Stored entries
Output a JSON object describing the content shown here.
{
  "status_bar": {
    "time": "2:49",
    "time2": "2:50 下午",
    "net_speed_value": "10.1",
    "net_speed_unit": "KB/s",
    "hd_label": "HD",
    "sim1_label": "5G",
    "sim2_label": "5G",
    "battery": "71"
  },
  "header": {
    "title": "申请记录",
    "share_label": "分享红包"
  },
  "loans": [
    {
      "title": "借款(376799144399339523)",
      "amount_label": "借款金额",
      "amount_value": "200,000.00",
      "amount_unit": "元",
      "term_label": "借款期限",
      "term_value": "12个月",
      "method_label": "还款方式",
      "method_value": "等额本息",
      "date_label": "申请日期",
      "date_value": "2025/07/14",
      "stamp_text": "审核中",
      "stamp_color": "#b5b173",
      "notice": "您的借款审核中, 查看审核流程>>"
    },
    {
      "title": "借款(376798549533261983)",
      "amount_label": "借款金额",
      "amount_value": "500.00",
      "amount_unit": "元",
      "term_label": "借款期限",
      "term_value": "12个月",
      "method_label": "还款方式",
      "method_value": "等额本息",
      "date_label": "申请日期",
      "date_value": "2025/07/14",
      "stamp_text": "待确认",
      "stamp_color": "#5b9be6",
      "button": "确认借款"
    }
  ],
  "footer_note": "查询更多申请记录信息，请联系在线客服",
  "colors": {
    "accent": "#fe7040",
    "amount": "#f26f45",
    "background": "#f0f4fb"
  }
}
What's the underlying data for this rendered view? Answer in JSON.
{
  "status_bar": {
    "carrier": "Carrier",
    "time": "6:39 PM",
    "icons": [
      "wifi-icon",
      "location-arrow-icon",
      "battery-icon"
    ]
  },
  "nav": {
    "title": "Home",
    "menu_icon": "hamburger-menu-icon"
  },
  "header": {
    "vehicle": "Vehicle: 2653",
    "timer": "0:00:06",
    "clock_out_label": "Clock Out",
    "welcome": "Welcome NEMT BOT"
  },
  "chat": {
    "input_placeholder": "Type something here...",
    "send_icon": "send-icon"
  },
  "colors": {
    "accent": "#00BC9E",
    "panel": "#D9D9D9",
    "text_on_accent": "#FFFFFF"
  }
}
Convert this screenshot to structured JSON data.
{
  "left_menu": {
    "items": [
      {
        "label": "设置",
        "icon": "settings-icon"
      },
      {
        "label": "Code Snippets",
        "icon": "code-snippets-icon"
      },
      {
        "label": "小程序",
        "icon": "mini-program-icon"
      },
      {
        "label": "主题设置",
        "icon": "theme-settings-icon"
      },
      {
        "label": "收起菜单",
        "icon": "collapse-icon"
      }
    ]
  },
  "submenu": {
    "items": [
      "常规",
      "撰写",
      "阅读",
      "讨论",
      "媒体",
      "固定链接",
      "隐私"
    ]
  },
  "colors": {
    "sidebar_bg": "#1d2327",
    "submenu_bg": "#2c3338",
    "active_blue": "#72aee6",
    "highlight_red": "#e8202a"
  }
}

The task =>
Print the material verbatim, all of it.

Exercise solution =>
Output a JSON object describing the content shown here.
{
  "status_bar": {
    "time": "2:49",
    "time2": "2:50 下午",
    "net_speed_value": "10.1",
    "net_speed_unit": "KB/s",
    "hd_label": "HD",
    "sim1_label": "5G",
    "sim2_label": "5G",
    "battery": "71"
  },
  "header": {
    "title": "申请记录",
    "share_label": "分享红包"
  },
  "loans": [
    {
      "title": "借款(376799144399339523)",
      "amount_label": "借款金额",
      "amount_value": "200,000.00",
      "amount_unit": "元",
      "term_label": "借款期限",
      "term_value": "12个月",
      "method_label": "还款方式",
      "method_value": "等额本息",
      "date_label": "申请日期",
      "date_value": "2025/07/14",
      "stamp_text": "审核中",
      "stamp_color": "#b5b173",
      "notice": "您的借款审核中, 查看审核流程>>"
    },
    {
      "title": "借款(376798549533261983)",
      "amount_label": "借款金额",
      "amount_value": "500.00",
      "amount_unit": "元",
      "term_label": "借款期限",
      "term_value": "12个月",
      "method_label": "还款方式",
      "method_value": "等额本息",
      "date_label": "申请日期",
      "date_value": "2025/07/14",
      "stamp_text": "待确认",
      "stamp_color": "#5b9be6",
      "button": "确认借款"
    }
  ],
  "footer_note": "查询更多申请记录信息，请联系在线客服",
  "colors": {
    "accent": "#fe7040",
    "amount": "#f26f45",
    "background": "#f0f4fb"
  }
}
What's the underlying data for this rendered view? Answer in JSON.
{
  "status_bar": {
    "carrier": "Carrier",
    "time": "6:39 PM",
    "icons": [
      "wifi-icon",
      "location-arrow-icon",
      "battery-icon"
    ]
  },
  "nav": {
    "title": "Home",
    "menu_icon": "hamburger-menu-icon"
  },
  "header": {
    "vehicle": "Vehicle: 2653",
    "timer": "0:00:06",
    "clock_out_label": "Clock Out",
    "welcome": "Welcome NEMT BOT"
  },
  "chat": {
    "input_placeholder": "Type something here...",
    "send_icon": "send-icon"
  },
  "colors": {
    "accent": "#00BC9E",
    "panel": "#D9D9D9",
    "text_on_accent": "#FFFFFF"
  }
}
Convert this screenshot to structured JSON data.
{
  "left_menu": {
    "items": [
      {
        "label": "设置",
        "icon": "settings-icon"
      },
      {
        "label": "Code Snippets",
        "icon": "code-snippets-icon"
      },
      {
        "label": "小程序",
        "icon": "mini-program-icon"
      },
      {
        "label": "主题设置",
        "icon": "theme-settings-icon"
      },
      {
        "label": "收起菜单",
        "icon": "collapse-icon"
      }
    ]
  },
  "submenu": {
    "items": [
      "常规",
      "撰写",
      "阅读",
      "讨论",
      "媒体",
      "固定链接",
      "隐私"
    ]
  },
  "colors": {
    "sidebar_bg": "#1d2327",
    "submenu_bg": "#2c3338",
    "active_blue": "#72aee6",
    "highlight_red": "#e8202a"
  }
}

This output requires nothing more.